### [Raw records]
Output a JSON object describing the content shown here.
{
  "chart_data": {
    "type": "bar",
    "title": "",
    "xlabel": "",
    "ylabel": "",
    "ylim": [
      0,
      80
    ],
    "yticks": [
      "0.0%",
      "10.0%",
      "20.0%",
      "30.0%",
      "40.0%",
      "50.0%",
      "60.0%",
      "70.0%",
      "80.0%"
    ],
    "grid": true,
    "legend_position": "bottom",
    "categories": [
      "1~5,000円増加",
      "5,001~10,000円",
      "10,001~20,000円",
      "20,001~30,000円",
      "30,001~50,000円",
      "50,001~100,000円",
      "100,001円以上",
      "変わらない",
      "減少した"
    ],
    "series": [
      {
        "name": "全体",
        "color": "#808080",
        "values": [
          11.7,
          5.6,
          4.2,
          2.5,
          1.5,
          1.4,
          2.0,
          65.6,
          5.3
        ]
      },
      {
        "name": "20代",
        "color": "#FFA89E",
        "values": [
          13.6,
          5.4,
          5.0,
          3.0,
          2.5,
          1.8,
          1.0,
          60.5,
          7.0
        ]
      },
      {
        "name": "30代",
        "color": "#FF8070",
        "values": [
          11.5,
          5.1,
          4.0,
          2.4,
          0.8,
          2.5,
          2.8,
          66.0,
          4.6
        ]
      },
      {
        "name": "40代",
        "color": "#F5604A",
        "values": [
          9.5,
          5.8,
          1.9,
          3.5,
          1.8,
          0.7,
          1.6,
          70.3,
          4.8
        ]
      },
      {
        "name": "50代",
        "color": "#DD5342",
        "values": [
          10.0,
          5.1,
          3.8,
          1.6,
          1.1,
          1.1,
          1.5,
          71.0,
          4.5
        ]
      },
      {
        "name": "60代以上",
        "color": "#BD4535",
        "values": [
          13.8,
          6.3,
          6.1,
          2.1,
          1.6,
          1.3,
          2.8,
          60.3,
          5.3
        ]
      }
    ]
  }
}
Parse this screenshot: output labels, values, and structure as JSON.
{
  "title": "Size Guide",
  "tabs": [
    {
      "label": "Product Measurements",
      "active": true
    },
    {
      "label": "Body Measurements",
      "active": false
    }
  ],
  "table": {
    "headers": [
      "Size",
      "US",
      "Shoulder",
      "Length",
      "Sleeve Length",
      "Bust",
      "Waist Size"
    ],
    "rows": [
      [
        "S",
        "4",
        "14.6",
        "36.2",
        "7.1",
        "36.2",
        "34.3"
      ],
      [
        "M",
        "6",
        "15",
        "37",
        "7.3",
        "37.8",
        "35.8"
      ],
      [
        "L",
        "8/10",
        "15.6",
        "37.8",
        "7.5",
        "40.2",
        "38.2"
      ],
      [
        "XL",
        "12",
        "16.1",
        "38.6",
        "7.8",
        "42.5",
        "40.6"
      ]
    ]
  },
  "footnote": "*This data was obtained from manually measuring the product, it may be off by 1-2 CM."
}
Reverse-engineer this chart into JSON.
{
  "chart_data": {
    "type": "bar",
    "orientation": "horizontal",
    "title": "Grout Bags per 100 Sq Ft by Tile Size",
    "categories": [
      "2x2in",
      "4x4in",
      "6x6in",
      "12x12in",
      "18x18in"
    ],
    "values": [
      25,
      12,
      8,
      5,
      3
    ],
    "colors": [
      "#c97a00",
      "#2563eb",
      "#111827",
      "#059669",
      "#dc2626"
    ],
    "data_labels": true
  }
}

### [Prompt]
Return the entries in full, keeping every line exactly as it is.

### [Problem solution]
Output a JSON object describing the content shown here.
{
  "chart_data": {
    "type": "bar",
    "title": "",
    "xlabel": "",
    "ylabel": "",
    "ylim": [
      0,
      80
    ],
    "yticks": [
      "0.0%",
      "10.0%",
      "20.0%",
      "30.0%",
      "40.0%",
      "50.0%",
      "60.0%",
      "70.0%",
      "80.0%"
    ],
    "grid": true,
    "legend_position": "bottom",
    "categories": [
      "1~5,000円増加",
      "5,001~10,000円",
      "10,001~20,000円",
      "20,001~30,000円",
      "30,001~50,000円",
      "50,001~100,000円",
      "100,001円以上",
      "変わらない",
      "減少した"
    ],
    "series": [
      {
        "name": "全体",
        "color": "#808080",
        "values": [
          11.7,
          5.6,
          4.2,
          2.5,
          1.5,
          1.4,
          2.0,
          65.6,
          5.3
        ]
      },
      {
        "name": "20代",
        "color": "#FFA89E",
        "values": [
          13.6,
          5.4,
          5.0,
          3.0,
          2.5,
          1.8,
          1.0,
          60.5,
          7.0
        ]
      },
      {
        "name": "30代",
        "color": "#FF8070",
        "values": [
          11.5,
          5.1,
          4.0,
          2.4,
          0.8,
          2.5,
          2.8,
          66.0,
          4.6
        ]
      },
      {
        "name": "40代",
        "color": "#F5604A",
        "values": [
          9.5,
          5.8,
          1.9,
          3.5,
          1.8,
          0.7,
          1.6,
          70.3,
          4.8
        ]
      },
      {
        "name": "50代",
        "color": "#DD5342",
        "values": [
          10.0,
          5.1,
          3.8,
          1.6,
          1.1,
          1.1,
          1.5,
          71.0,
          4.5
        ]
      },
      {
        "name": "60代以上",
        "color": "#BD4535",
        "values": [
          13.8,
          6.3,
          6.1,
          2.1,
          1.6,
          1.3,
          2.8,
          60.3,
          5.3
        ]
      }
    ]
  }
}
Parse this screenshot: output labels, values, and structure as JSON.
{
  "title": "Size Guide",
  "tabs": [
    {
      "label": "Product Measurements",
      "active": true
    },
    {
      "label": "Body Measurements",
      "active": false
    }
  ],
  "table": {
    "headers": [
      "Size",
      "US",
      "Shoulder",
      "Length",
      "Sleeve Length",
      "Bust",
      "Waist Size"
    ],
    "rows": [
      [
        "S",
        "4",
        "14.6",
        "36.2",
        "7.1",
        "36.2",
        "34.3"
      ],
      [
        "M",
        "6",
        "15",
        "37",
        "7.3",
        "37.8",
        "35.8"
      ],
      [
        "L",
        "8/10",
        "15.6",
        "37.8",
        "7.5",
        "40.2",
        "38.2"
      ],
      [
        "XL",
        "12",
        "16.1",
        "38.6",
        "7.8",
        "42.5",
        "40.6"
      ]
    ]
  },
  "footnote": "*This data was obtained from manually measuring the product, it may be off by 1-2 CM."
}
Reverse-engineer this chart into JSON.
{
  "chart_data": {
    "type": "bar",
    "orientation": "horizontal",
    "title": "Grout Bags per 100 Sq Ft by Tile Size",
    "categories": [
      "2x2in",
      "4x4in",
      "6x6in",
      "12x12in",
      "18x18in"
    ],
    "values": [
      25,
      12,
      8,
      5,
      3
    ],
    "colors": [
      "#c97a00",
      "#2563eb",
      "#111827",
      "#059669",
      "#dc2626"
    ],
    "data_labels": true
  }
}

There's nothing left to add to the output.